**Goal**
Show every line that has the string "基层单位工作" in it.

**The input**
>> Begin

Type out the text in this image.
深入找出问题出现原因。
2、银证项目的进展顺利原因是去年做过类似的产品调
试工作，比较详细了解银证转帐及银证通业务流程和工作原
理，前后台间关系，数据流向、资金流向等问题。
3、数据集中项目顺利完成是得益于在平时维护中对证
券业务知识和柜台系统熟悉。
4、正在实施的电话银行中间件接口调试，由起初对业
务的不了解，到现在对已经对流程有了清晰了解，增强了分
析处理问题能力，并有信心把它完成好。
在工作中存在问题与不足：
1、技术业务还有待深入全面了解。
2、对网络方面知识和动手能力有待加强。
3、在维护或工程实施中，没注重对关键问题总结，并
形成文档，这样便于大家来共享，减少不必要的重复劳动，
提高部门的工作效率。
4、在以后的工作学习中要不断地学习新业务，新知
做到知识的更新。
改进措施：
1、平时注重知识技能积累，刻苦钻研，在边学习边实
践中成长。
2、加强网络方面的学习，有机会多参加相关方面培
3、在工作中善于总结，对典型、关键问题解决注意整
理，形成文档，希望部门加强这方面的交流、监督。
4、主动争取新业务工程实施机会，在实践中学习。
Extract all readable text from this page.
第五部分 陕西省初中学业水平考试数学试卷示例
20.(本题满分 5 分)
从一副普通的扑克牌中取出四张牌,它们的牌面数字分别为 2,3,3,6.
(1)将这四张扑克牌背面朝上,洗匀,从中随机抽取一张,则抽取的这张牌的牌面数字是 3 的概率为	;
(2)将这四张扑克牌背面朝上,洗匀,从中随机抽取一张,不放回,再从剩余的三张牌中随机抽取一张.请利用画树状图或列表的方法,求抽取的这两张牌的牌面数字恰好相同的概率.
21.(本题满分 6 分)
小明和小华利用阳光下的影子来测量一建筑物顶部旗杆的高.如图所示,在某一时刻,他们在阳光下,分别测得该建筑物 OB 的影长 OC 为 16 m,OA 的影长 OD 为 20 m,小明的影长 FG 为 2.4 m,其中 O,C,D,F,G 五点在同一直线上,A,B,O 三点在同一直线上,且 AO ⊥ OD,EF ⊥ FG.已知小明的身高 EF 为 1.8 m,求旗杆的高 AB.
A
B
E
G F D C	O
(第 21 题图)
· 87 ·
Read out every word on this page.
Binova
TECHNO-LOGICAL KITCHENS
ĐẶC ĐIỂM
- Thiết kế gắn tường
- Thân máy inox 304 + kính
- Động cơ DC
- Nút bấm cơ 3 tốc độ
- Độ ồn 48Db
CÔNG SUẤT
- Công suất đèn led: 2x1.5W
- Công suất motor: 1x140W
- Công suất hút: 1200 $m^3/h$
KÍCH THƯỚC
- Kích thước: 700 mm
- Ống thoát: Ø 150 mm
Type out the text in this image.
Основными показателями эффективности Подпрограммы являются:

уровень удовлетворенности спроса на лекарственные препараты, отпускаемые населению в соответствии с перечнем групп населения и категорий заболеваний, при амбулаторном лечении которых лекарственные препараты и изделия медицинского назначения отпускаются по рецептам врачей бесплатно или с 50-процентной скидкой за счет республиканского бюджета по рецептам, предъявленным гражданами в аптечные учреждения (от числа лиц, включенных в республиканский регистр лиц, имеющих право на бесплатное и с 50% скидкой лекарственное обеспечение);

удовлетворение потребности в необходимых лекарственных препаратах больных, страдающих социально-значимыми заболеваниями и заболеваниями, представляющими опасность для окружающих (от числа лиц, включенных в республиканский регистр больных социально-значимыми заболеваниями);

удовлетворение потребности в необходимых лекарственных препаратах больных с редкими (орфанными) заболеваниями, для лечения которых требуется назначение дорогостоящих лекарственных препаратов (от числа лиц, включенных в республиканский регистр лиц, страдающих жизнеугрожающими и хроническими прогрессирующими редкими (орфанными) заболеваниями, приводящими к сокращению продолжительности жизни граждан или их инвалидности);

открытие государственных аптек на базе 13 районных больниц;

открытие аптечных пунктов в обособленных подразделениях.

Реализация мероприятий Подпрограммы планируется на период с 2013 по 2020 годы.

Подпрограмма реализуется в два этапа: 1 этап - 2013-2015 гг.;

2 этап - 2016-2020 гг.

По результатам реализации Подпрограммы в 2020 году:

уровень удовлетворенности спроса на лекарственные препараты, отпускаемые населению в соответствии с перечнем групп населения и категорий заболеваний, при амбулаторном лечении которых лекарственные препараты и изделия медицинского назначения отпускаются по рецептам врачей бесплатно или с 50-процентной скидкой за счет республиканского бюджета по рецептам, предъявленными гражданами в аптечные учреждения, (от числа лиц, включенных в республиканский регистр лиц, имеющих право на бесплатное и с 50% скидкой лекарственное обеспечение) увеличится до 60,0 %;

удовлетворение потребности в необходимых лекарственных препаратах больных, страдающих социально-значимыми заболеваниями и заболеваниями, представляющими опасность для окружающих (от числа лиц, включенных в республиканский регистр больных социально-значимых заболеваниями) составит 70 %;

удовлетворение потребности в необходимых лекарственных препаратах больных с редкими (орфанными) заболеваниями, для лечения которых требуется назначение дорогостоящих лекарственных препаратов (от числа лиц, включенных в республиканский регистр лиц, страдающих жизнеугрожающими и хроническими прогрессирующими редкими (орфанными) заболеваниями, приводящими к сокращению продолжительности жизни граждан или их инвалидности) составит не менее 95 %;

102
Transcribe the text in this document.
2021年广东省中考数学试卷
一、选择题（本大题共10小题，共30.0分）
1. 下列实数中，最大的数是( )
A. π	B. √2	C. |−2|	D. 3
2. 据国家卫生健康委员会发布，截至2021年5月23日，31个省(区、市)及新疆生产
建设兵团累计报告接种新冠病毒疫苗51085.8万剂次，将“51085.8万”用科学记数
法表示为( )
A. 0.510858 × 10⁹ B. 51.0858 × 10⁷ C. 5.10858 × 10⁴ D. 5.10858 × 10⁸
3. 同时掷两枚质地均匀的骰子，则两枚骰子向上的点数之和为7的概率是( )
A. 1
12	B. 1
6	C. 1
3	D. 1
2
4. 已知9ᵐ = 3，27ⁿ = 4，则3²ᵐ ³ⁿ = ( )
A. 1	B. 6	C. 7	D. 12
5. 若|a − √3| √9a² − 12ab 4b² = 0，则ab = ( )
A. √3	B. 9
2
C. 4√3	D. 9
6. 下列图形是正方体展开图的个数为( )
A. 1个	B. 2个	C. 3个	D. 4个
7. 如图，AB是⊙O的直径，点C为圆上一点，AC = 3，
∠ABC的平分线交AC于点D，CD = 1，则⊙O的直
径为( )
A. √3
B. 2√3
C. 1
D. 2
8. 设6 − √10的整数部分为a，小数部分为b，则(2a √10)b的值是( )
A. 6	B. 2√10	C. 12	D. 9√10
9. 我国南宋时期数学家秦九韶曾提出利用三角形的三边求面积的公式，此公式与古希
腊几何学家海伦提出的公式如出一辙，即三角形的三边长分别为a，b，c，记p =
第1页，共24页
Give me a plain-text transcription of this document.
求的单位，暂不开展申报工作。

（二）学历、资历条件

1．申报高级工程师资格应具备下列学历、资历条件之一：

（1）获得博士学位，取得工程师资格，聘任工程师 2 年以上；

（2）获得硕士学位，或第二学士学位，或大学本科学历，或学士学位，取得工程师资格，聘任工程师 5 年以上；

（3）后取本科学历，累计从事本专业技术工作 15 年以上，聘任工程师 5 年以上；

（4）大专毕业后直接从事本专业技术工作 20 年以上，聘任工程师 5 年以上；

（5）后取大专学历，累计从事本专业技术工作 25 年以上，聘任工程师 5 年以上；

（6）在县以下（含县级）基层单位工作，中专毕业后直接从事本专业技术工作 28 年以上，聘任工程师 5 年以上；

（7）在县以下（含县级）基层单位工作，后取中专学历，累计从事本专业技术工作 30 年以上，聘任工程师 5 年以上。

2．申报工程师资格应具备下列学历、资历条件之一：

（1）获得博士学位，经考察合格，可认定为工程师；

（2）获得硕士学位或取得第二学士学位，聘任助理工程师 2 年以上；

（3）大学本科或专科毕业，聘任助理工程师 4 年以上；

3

>> End

**Solution**
（6）在县以下（含县级）基层单位工作，中专毕业后直接从事本专业技术工作 28 年以上，聘任工程师 5 年以上；
（7）在县以下（含县级）基层单位工作，后取中专学历，累计从事本专业技术工作 30 年以上，聘任工程师 5 年以上。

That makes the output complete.